-- START --

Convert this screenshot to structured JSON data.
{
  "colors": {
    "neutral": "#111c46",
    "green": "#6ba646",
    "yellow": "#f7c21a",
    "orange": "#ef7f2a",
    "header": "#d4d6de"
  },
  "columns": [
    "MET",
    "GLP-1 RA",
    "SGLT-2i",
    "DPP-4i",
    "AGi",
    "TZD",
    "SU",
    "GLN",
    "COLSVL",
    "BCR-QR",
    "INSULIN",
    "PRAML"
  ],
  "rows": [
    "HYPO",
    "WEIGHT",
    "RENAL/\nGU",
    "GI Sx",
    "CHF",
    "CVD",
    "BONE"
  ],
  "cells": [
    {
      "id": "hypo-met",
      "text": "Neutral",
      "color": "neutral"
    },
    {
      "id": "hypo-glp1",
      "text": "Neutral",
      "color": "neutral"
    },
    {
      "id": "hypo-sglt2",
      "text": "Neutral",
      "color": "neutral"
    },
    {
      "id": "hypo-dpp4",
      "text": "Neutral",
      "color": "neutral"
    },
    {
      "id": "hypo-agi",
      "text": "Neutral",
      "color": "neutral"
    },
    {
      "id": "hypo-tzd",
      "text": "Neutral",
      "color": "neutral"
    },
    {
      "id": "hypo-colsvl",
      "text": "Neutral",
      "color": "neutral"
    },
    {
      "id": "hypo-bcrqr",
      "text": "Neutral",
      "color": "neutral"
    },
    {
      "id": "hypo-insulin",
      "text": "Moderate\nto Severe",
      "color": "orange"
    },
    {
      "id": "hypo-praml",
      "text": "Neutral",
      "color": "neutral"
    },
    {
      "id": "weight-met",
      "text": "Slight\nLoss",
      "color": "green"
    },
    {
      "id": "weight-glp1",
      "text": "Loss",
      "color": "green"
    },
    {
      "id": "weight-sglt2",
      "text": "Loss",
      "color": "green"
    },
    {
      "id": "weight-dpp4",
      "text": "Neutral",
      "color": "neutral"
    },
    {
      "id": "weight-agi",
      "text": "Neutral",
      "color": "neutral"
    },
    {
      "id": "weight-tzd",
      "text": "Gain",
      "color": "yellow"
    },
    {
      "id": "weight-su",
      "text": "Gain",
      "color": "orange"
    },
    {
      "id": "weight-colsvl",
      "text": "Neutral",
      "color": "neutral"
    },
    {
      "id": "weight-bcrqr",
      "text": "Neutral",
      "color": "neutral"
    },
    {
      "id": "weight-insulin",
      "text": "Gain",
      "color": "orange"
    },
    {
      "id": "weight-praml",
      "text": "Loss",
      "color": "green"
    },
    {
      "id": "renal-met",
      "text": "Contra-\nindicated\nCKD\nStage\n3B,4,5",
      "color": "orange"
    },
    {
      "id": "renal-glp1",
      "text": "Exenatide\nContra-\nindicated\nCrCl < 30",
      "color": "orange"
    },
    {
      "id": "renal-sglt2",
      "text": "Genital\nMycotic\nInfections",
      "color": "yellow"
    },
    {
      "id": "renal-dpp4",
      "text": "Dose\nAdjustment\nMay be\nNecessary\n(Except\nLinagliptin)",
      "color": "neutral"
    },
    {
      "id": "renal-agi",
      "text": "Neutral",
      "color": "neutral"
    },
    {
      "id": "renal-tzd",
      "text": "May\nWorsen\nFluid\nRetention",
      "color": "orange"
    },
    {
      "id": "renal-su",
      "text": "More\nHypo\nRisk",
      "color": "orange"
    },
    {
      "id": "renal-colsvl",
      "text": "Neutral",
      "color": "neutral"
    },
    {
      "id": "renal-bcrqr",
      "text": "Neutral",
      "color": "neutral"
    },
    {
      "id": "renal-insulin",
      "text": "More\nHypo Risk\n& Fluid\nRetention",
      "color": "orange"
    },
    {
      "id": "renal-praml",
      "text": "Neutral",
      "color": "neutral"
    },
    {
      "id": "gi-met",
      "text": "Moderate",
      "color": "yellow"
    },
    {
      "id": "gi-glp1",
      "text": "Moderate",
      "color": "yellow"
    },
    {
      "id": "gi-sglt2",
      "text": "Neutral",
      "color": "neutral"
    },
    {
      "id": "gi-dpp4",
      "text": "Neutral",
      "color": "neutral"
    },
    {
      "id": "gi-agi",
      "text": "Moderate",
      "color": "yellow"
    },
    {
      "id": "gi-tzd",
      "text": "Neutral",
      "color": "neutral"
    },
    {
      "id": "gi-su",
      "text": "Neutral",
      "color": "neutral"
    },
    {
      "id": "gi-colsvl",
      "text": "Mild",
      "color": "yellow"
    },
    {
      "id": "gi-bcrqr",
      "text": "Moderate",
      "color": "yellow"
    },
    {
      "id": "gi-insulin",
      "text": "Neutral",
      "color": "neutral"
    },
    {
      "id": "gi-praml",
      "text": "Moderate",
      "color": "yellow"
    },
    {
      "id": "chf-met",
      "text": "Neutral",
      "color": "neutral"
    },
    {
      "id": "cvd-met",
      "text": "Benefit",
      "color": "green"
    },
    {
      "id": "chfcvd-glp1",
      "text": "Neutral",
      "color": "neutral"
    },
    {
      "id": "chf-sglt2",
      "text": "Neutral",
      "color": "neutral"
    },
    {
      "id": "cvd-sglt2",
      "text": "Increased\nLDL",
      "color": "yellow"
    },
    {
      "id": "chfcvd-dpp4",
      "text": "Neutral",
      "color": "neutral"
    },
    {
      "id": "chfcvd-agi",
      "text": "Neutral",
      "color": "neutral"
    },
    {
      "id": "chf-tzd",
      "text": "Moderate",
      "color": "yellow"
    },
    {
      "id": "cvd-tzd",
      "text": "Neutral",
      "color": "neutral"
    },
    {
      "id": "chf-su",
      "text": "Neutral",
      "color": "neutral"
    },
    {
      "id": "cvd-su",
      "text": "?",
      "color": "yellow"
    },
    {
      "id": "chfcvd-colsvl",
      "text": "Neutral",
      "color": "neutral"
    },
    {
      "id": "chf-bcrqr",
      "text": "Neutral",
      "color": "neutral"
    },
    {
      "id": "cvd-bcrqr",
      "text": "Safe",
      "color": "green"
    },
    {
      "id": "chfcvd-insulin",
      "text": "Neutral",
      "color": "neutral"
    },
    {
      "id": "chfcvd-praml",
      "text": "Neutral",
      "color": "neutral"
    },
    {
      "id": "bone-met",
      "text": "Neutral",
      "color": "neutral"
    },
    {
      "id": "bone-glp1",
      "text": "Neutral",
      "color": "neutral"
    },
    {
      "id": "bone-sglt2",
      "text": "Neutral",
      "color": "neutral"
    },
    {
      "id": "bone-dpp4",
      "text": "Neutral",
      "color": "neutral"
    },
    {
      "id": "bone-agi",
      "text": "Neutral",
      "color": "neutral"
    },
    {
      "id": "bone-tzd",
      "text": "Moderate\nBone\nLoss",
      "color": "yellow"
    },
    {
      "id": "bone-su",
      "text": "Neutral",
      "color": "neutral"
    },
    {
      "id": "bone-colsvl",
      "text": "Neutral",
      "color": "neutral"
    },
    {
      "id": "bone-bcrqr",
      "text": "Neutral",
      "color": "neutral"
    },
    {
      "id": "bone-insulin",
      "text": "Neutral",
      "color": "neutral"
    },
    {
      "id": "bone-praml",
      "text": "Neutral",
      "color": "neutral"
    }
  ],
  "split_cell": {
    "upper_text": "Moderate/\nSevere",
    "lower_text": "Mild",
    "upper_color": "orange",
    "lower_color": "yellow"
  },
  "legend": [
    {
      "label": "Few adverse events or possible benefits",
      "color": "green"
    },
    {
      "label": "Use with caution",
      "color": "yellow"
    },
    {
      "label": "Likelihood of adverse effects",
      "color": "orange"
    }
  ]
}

-- END --

-- Aim of the task --
Give only the number of lines in the records that contain the string "nLoss".

-- Problem solution --
2